**Text**
+---+

Auf dem Wissen von anderen politischen Kämpfen aufbauen

Sheri Avraham, Zuzana Ernst und Ivana Pilić im Gespräch mit Anita Moser und Gwendolin Lehnerer

IP: Wir haben also nicht erst im Juni 2021 mit D/Arts begonnen, sondern sind damals zum ersten Mal mit der Diskursreihe nach außen gegangen. Schon im Herbst 2020 und teilweise auch davor haben wir angefangen, mit unterschiedlichen Kulturakteur:innen über das Vorhaben zu sprechen. Damals waren wir mitten in der Corona-Hochphase und viele haben sich über dieses reconnecten gefreut.

Bevor wir also nur ansatzweise nach außen gegangen sind, wurden schon sehr viele Gespräche geführt. Wir haben den ursprünglich geplanten Start verschoben, denn der interne Prozess und das Netzwerk-Aufbauen haben zunächst viel Platz und auch Raum gebraucht.

Sheri Avraham (SA): Ich möchte noch ergänzen, dass das Netzwerk nicht unbedingt aus Akteur:innen, Kulturarbeiter:innen und Künstler:innen besteht, die schon lange an dem Thema arbeiten, sondern auch vielen jungen Stimmen eine Plattform gibt. In Wien gab es vor zehn Jahren nur wenige Organisationen, die schon an diesen Themen gearbeitet haben, und heute sind wir sehr glücklich, dass es so viele Kräfte gibt. Für uns ist es wichtig, diese Kräfte zusammen zu bringen, auch über verschiedene Generationen hinweg; die ältere oder mittlere Generation und die ganz junge Generation, die beginnt, sich jetzt mit der eigenen Politik auseinanderzusetzen und auch neue Begriffe zu entwickeln: Wie können wir diese Erfahrungen zusammenbringen, um einen Dachverband zu bilden? Das ist das erste Ziel. Aber auch eine gute, konstante Form zu finden, in der wir darauf Acht geben, wie wir die unterschiedlichen Ziele der jeweiligen Gruppen zu einem gemeinsamen Ziel verbinden können. Um ein Bewusstsein zu schaffen, z.B. dafür, wie viele Akteur:innen es in Österreich gibt, bei denen die Erstsprache nicht Deutsch ist, oder dafür, welchen Beitrag Akteur:innen für die Kunst- und Kulturlandschaft leisten, die nicht in Österreich oder in Europa geboren sind.

+---+

**Datensätze**
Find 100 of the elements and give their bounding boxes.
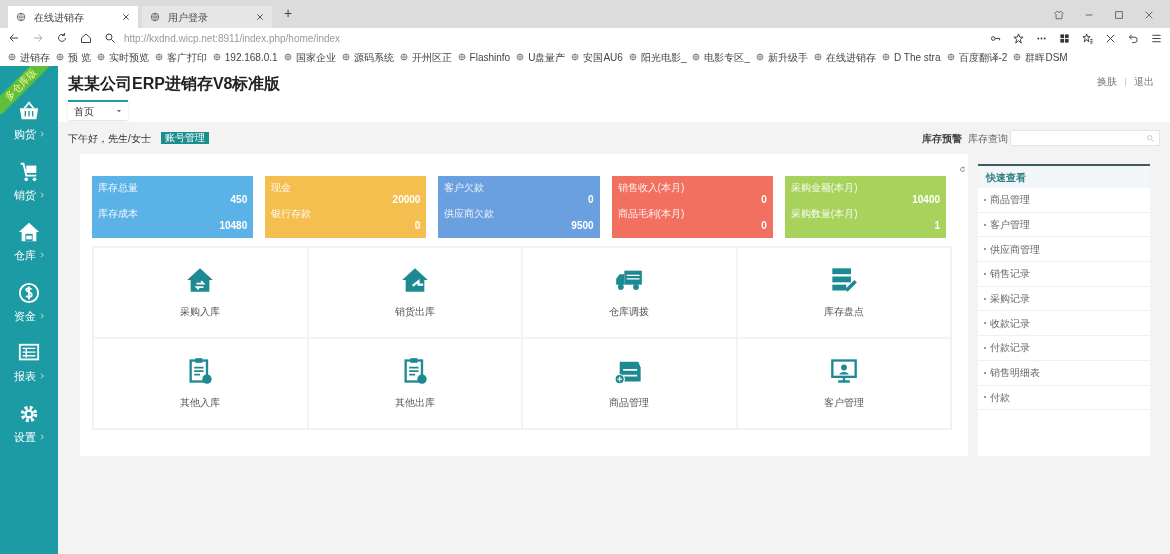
stat-label: 采购数量(本月) bbox=[790, 208, 859, 220]
bookmark-link[interactable]: U盘量产 bbox=[528, 49, 566, 65]
bookmark-link[interactable]: 在线进销存 bbox=[826, 49, 876, 65]
stock-alert-link[interactable]: 库存预警 bbox=[922, 130, 962, 146]
home-icon bbox=[80, 32, 92, 44]
shortcut-link[interactable]: 其他入库 bbox=[180, 395, 221, 410]
bookmark-link[interactable]: 新升级手 bbox=[768, 49, 808, 65]
shortcut-link[interactable]: 采购入库 bbox=[180, 304, 221, 319]
back-arrow-icon bbox=[8, 32, 20, 44]
caret-icon bbox=[116, 108, 122, 114]
new-tab-button[interactable]: + bbox=[276, 3, 301, 28]
shortcut-link[interactable]: 库存盘点 bbox=[823, 304, 864, 319]
browser-tab[interactable]: 在线进销存 bbox=[8, 6, 138, 28]
globe-icon bbox=[283, 53, 292, 61]
greeting-text: 下午好，先生/女士 bbox=[68, 131, 151, 146]
globe-icon bbox=[946, 53, 955, 61]
globe-icon bbox=[56, 53, 64, 61]
house-icon bbox=[400, 266, 429, 294]
globe-icon bbox=[516, 53, 525, 61]
quick-link[interactable]: 供应商管理 bbox=[990, 241, 1040, 257]
stat-value: 0 bbox=[414, 220, 421, 232]
favorites-icon[interactable] bbox=[1082, 32, 1093, 44]
forward-arrow-icon bbox=[32, 32, 44, 44]
globe-icon bbox=[756, 53, 764, 61]
bookmark-link[interactable]: 源码系统 bbox=[353, 49, 394, 65]
basket-icon bbox=[18, 100, 40, 122]
globe-icon bbox=[692, 53, 701, 61]
quick-link[interactable]: 收款记录 bbox=[990, 315, 1030, 331]
house-icon bbox=[186, 266, 215, 294]
globe-icon bbox=[571, 53, 580, 61]
field-label: 库存查询 bbox=[968, 131, 1008, 146]
globe-icon bbox=[399, 53, 408, 61]
stat-label: 库存成本 bbox=[98, 208, 139, 220]
globe-icon bbox=[457, 53, 466, 61]
quick-link[interactable]: 付款 bbox=[990, 389, 1010, 405]
close-icon bbox=[122, 13, 130, 21]
stat-value: 1 bbox=[934, 220, 940, 232]
bookmark-link[interactable]: 阳光电影_ bbox=[640, 49, 687, 65]
menu-icon[interactable] bbox=[1151, 32, 1162, 44]
star-icon[interactable] bbox=[1013, 32, 1024, 44]
stat-value: 10480 bbox=[219, 220, 248, 232]
bookmark-link[interactable]: 实时预览 bbox=[108, 49, 149, 65]
bookmark-link[interactable]: 进销存 bbox=[20, 49, 50, 65]
bookmark-link[interactable]: 预 览 bbox=[68, 49, 91, 65]
chevron-icon bbox=[38, 131, 45, 138]
bookmark-link[interactable]: 国家企业 bbox=[295, 49, 336, 65]
header-link[interactable]: 退出 bbox=[1134, 74, 1154, 89]
monitor-icon bbox=[829, 357, 858, 385]
undo-icon[interactable] bbox=[1128, 32, 1139, 44]
globe-icon bbox=[212, 53, 221, 61]
page-tab[interactable]: 首页 bbox=[68, 100, 128, 120]
stat-label: 库存总量 bbox=[98, 182, 139, 194]
quick-link[interactable]: 付款记录 bbox=[990, 340, 1030, 356]
globe-icon bbox=[154, 53, 163, 61]
stat-value: 0 bbox=[761, 194, 767, 206]
globe-icon bbox=[341, 53, 350, 61]
globe-icon bbox=[96, 53, 105, 61]
quick-link[interactable]: 销售明细表 bbox=[990, 365, 1040, 381]
browser-tab[interactable]: 用户登录 bbox=[142, 6, 272, 28]
quick-link[interactable]: 客户管理 bbox=[990, 217, 1030, 233]
server-edit-icon bbox=[829, 266, 858, 294]
stat-value: 0 bbox=[588, 194, 594, 206]
shirt-icon bbox=[1054, 10, 1064, 20]
bookmark-link[interactable]: D The stra bbox=[894, 49, 941, 65]
search-icon bbox=[1146, 133, 1155, 143]
bookmark-link[interactable]: 百度翻译-2 bbox=[958, 49, 1008, 65]
quick-link[interactable]: 商品管理 bbox=[990, 192, 1030, 208]
shortcut-link[interactable]: 客户管理 bbox=[823, 395, 864, 410]
globe-icon bbox=[814, 53, 822, 61]
chevron-icon bbox=[38, 191, 45, 198]
reload-icon bbox=[56, 32, 68, 44]
stat-label: 采购金额(本月) bbox=[790, 182, 859, 194]
bookmark-link[interactable]: 安国AU6 bbox=[583, 49, 623, 65]
bookmark-link[interactable]: 192.168.0.1 bbox=[224, 49, 278, 65]
stat-label: 供应商欠款 bbox=[444, 208, 496, 220]
stat-value: 20000 bbox=[392, 194, 421, 206]
chevron-icon bbox=[38, 252, 45, 259]
bookmark-link[interactable]: 客广打印 bbox=[166, 49, 207, 65]
stat-value: 450 bbox=[230, 194, 248, 206]
quick-link[interactable]: 采购记录 bbox=[990, 291, 1030, 307]
header-link[interactable]: 换肤 bbox=[1097, 74, 1117, 89]
stat-label: 商品毛利(本月) bbox=[617, 208, 686, 220]
shortcut-link[interactable]: 其他出库 bbox=[394, 395, 435, 410]
search-field[interactable] bbox=[1010, 130, 1160, 146]
shortcut-link[interactable]: 销货出库 bbox=[394, 304, 435, 319]
bookmark-link[interactable]: 群晖DSM bbox=[1025, 49, 1068, 65]
stat-label: 客户欠款 bbox=[444, 182, 486, 194]
stat-value: 9500 bbox=[571, 220, 594, 232]
search-icon bbox=[104, 32, 116, 44]
globe-icon bbox=[8, 53, 16, 61]
bookmark-link[interactable]: Flashinfo bbox=[469, 49, 511, 65]
apps-icon[interactable] bbox=[1059, 32, 1070, 44]
shortcut-link[interactable]: 仓库调拨 bbox=[609, 304, 650, 319]
bookmark-link[interactable]: 开州区正 bbox=[411, 49, 452, 65]
globe-icon bbox=[1013, 53, 1022, 61]
shortcut-link[interactable]: 商品管理 bbox=[609, 395, 650, 410]
bookmark-link[interactable]: 电影专区_ bbox=[704, 49, 750, 65]
quick-link[interactable]: 销售记录 bbox=[990, 266, 1030, 282]
account-button[interactable]: 账号管理 bbox=[160, 132, 209, 144]
chevron-icon bbox=[38, 373, 45, 380]
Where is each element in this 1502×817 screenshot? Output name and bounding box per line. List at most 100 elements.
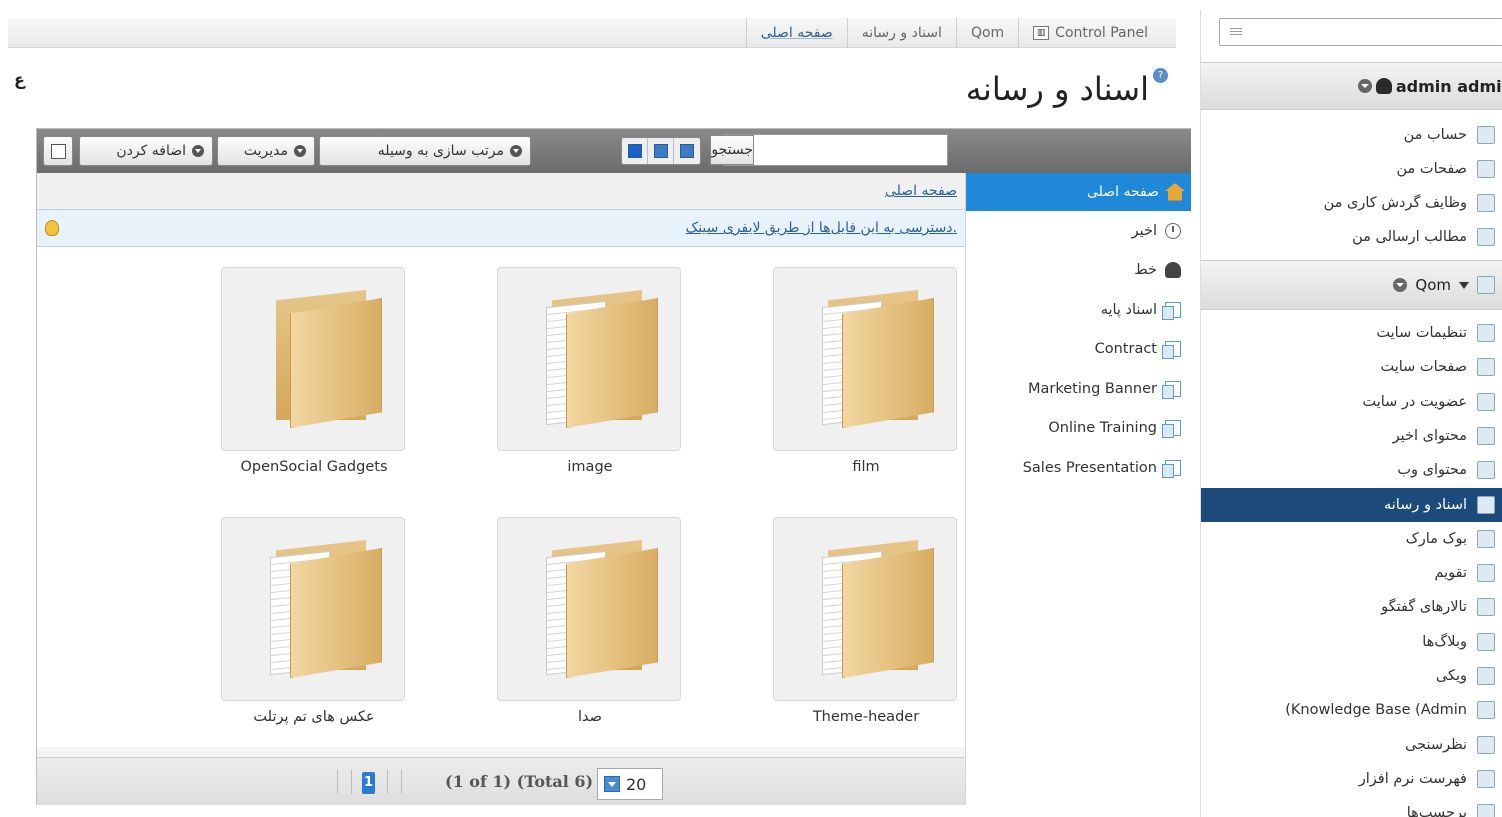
site-menu-arrow-icon[interactable] [1393, 278, 1408, 292]
breadcrumb-control-panel[interactable]: ▥ Control Panel [1018, 17, 1162, 48]
folder-item[interactable]: عکس های تم پرتلت [221, 517, 407, 725]
page-header: اسناد و رسانه ? [200, 64, 1168, 114]
dropdown-arrow-icon [510, 145, 522, 157]
folder-item[interactable]: film [773, 267, 959, 475]
folder-name[interactable]: film [773, 459, 959, 475]
site-item[interactable]: صفحات سایت [1201, 350, 1502, 384]
folder-item[interactable]: صدا [497, 517, 683, 725]
site-item[interactable]: عضویت در سایت [1201, 385, 1502, 419]
library-nav-list: اخیر خط اسناد پایه Contract Marketing Banner… [966, 211, 1191, 488]
folder-item[interactable]: OpenSocial Gadgets [221, 267, 407, 475]
breadcrumb-home[interactable]: صفحه اصلی [745, 17, 847, 48]
user-menu-arrow-icon[interactable] [1357, 79, 1372, 93]
document-type-icon [1162, 380, 1181, 399]
library-nav-item-label: اسناد پایه [1100, 301, 1157, 318]
folder-item[interactable]: image [497, 267, 683, 475]
library-nav-item[interactable]: Online Training [966, 409, 1191, 449]
library-nav-item[interactable]: Contract [966, 330, 1191, 370]
items-per-page-select[interactable]: 20 [597, 768, 663, 800]
content-breadcrumb[interactable]: صفحه اصلی [37, 173, 965, 209]
lightbulb-icon [45, 220, 59, 236]
message-boards-icon [1477, 598, 1495, 617]
folder-icon [290, 548, 382, 678]
descriptive-view-button[interactable] [648, 138, 674, 164]
folder-name[interactable]: عکس های تم پرتلت [221, 709, 407, 725]
site-item[interactable]: اسناد و رسانه [1201, 487, 1502, 522]
site-item[interactable]: فهرست نرم افزار [1201, 762, 1502, 796]
folder-name[interactable]: Theme-header [773, 709, 959, 725]
library-nav-item-label: اخیر [1131, 222, 1157, 239]
folder-name[interactable]: OpenSocial Gadgets [221, 459, 407, 475]
library-nav-item[interactable]: Marketing Banner [966, 369, 1191, 409]
my-item[interactable]: صفحات من [1201, 152, 1502, 186]
folder-name[interactable]: صدا [497, 709, 683, 725]
library-nav-item[interactable]: اسناد پایه [966, 290, 1191, 330]
toolbar: اضافه کردن مدیریت مرتب سازی به وسیله جست… [37, 129, 965, 173]
document-type-icon [1162, 301, 1181, 320]
my-item[interactable]: وظایف گردش کاری من [1201, 186, 1502, 220]
manage-button[interactable]: مدیریت [217, 136, 315, 166]
site-name: Qom [1415, 276, 1451, 294]
library-nav-item-label: خط [1134, 262, 1157, 279]
account-icon [1477, 126, 1495, 144]
folder-thumbnail[interactable] [773, 517, 957, 701]
site-item-label: تالارهای گفتگو [1381, 599, 1467, 616]
sort-button[interactable]: مرتب سازی به وسیله [319, 136, 531, 166]
lines-icon [1230, 28, 1242, 36]
recent-content-icon [1477, 426, 1495, 445]
page-number-button[interactable]: 1 [362, 772, 375, 794]
site-item-label: تنظیمات سایت [1376, 325, 1467, 341]
polls-icon [1477, 735, 1495, 754]
site-item[interactable]: تقویم [1201, 556, 1502, 590]
library-nav-header [965, 129, 1191, 173]
sort-button-label: مرتب سازی به وسیله [377, 143, 504, 159]
site-item[interactable]: محتوای اخیر [1201, 419, 1502, 453]
library-nav-home[interactable]: صفحه اصلی [966, 173, 1191, 211]
library-nav-item[interactable]: اخیر [966, 211, 1191, 251]
add-button[interactable]: اضافه کردن [79, 136, 213, 166]
site-item[interactable]: برچسب‌ها [1201, 796, 1502, 817]
site-selector[interactable]: Qom [1201, 260, 1502, 310]
my-item[interactable]: مطالب ارسالی من [1201, 220, 1502, 254]
descriptive-view-icon [653, 144, 668, 158]
folder-thumbnail[interactable] [497, 517, 681, 701]
search-button[interactable]: جستجو [710, 135, 754, 165]
site-item[interactable]: تنظیمات سایت [1201, 316, 1502, 350]
my-item[interactable]: حساب من [1201, 118, 1502, 152]
icon-view-button[interactable] [622, 138, 648, 164]
select-all-checkbox[interactable] [43, 136, 73, 166]
site-item-label: محتوای اخیر [1392, 427, 1467, 444]
page-summary: (1 of 1) (Total 6) [445, 772, 594, 791]
pager-divider [337, 770, 338, 794]
site-item[interactable]: نظرسنجی [1201, 728, 1502, 762]
pager-divider [387, 770, 388, 794]
folder-item[interactable]: Theme-header [773, 517, 959, 725]
content-breadcrumb-link[interactable]: صفحه اصلی [885, 183, 957, 199]
site-item[interactable]: بوک مارک [1201, 522, 1502, 556]
site-item[interactable]: (Knowledge Base (Admin [1201, 693, 1502, 727]
folder-grid: film image OpenSocial Gadgets Theme-header ص… [37, 247, 965, 747]
site-item[interactable]: ویکی [1201, 659, 1502, 693]
search-input[interactable] [754, 135, 947, 165]
control-panel-search-input[interactable] [1219, 18, 1502, 46]
site-item-label: تقویم [1434, 565, 1467, 582]
folder-thumbnail[interactable] [773, 267, 957, 451]
folder-thumbnail[interactable] [221, 517, 405, 701]
dropdown-arrow-icon [192, 145, 204, 157]
library-nav-item[interactable]: Sales Presentation [966, 448, 1191, 488]
breadcrumb-documents[interactable]: اسناد و رسانه [846, 17, 956, 48]
folder-thumbnail[interactable] [497, 267, 681, 451]
breadcrumb-site[interactable]: Qom [955, 17, 1018, 48]
site-item[interactable]: محتوای وب [1201, 453, 1502, 487]
folder-name[interactable]: image [497, 459, 683, 475]
site-item-label: عضویت در سایت [1362, 393, 1467, 410]
help-icon[interactable]: ? [1153, 68, 1168, 83]
calendar-icon [1477, 564, 1495, 583]
site-item[interactable]: تالارهای گفتگو [1201, 590, 1502, 624]
sync-info-link[interactable]: دسترسی به این فایل‌ها از طریق لایفری سین… [686, 220, 957, 236]
library-nav-item[interactable]: خط [966, 251, 1191, 291]
user-menu[interactable]: admin admin [1201, 62, 1502, 110]
list-view-button[interactable] [674, 138, 700, 164]
site-item[interactable]: وبلاگ‌ها [1201, 625, 1502, 659]
folder-thumbnail[interactable] [221, 267, 405, 451]
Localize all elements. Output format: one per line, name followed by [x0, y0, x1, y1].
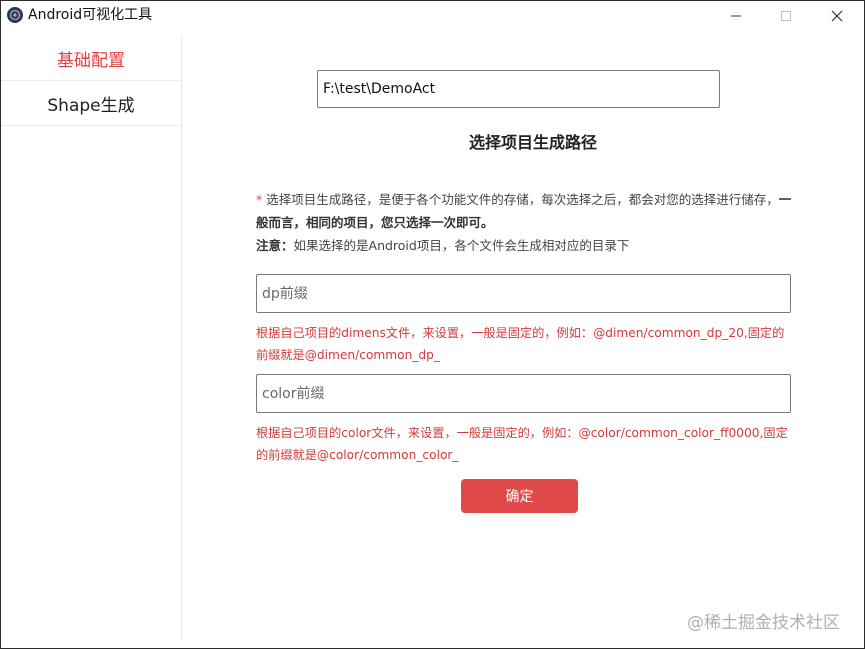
desc-text: 选择项目生成路径，是便于各个功能文件的存储，每次选择之后，都会对您的选择进行储存… [262, 192, 779, 207]
project-path-input[interactable] [317, 70, 720, 108]
close-icon [831, 10, 843, 22]
color-prefix-input[interactable] [256, 374, 791, 413]
dp-prefix-hint: 根据自己项目的dimens文件，来设置，一般是固定的，例如：@dimen/com… [256, 326, 785, 362]
maximize-icon [781, 11, 791, 21]
sidebar-item-label: Shape生成 [47, 95, 135, 116]
sidebar-item-shape-generate[interactable]: Shape生成 [1, 81, 181, 126]
confirm-button[interactable]: 确定 [461, 479, 578, 513]
minimize-icon [731, 15, 741, 17]
section-title: 选择项目生成路径 [468, 133, 597, 152]
note-label: 注意： [256, 238, 294, 253]
minimize-button[interactable] [713, 1, 759, 31]
maximize-button[interactable] [763, 1, 809, 31]
note-text: 如果选择的是Android项目，各个文件会生成相对应的目录下 [293, 238, 630, 253]
app-logo-icon [7, 7, 23, 23]
color-prefix-hint: 根据自己项目的color文件，来设置，一般是固定的，例如：@color/comm… [256, 426, 788, 462]
path-description: * 选择项目生成路径，是便于各个功能文件的存储，每次选择之后，都会对您的选择进行… [256, 188, 796, 257]
sidebar-item-label: 基础配置 [57, 50, 125, 71]
watermark-text: @稀土掘金技术社区 [687, 613, 840, 633]
window-title: Android可视化工具 [28, 7, 153, 23]
close-button[interactable] [814, 1, 860, 31]
main-panel: 选择项目生成路径 * 选择项目生成路径，是便于各个功能文件的存储，每次选择之后，… [182, 36, 864, 640]
sidebar: 基础配置 Shape生成 [1, 36, 182, 640]
app-window: Android可视化工具 基础配置 Shape生成 选择项目生成路径 [0, 0, 865, 649]
dp-prefix-input[interactable] [256, 274, 791, 313]
title-bar[interactable]: Android可视化工具 [1, 1, 864, 31]
sidebar-item-basic-config[interactable]: 基础配置 [1, 36, 181, 81]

+---+

**Die Aufgabe**
Gib aus dem Gespräch über D/Arts den Abschnitt unverändert aus, der mit „IP: Wir haben“ beginnt und bis einschließlich „dieses reconnecten gefreut.“ reicht.

**Vollständige Ausgabe**
IP: Wir haben also nicht erst im Juni 2021 mit D/Arts begonnen, sondern sind damals zum ersten Mal mit der Diskursreihe nach außen gegangen. Schon im Herbst 2020 und teilweise auch davor haben wir angefangen, mit unterschiedlichen Kulturakteur:innen über das Vorhaben zu sprechen. Damals waren wir mitten in der Corona-Hochphase und viele haben sich über dieses reconnecten gefreut.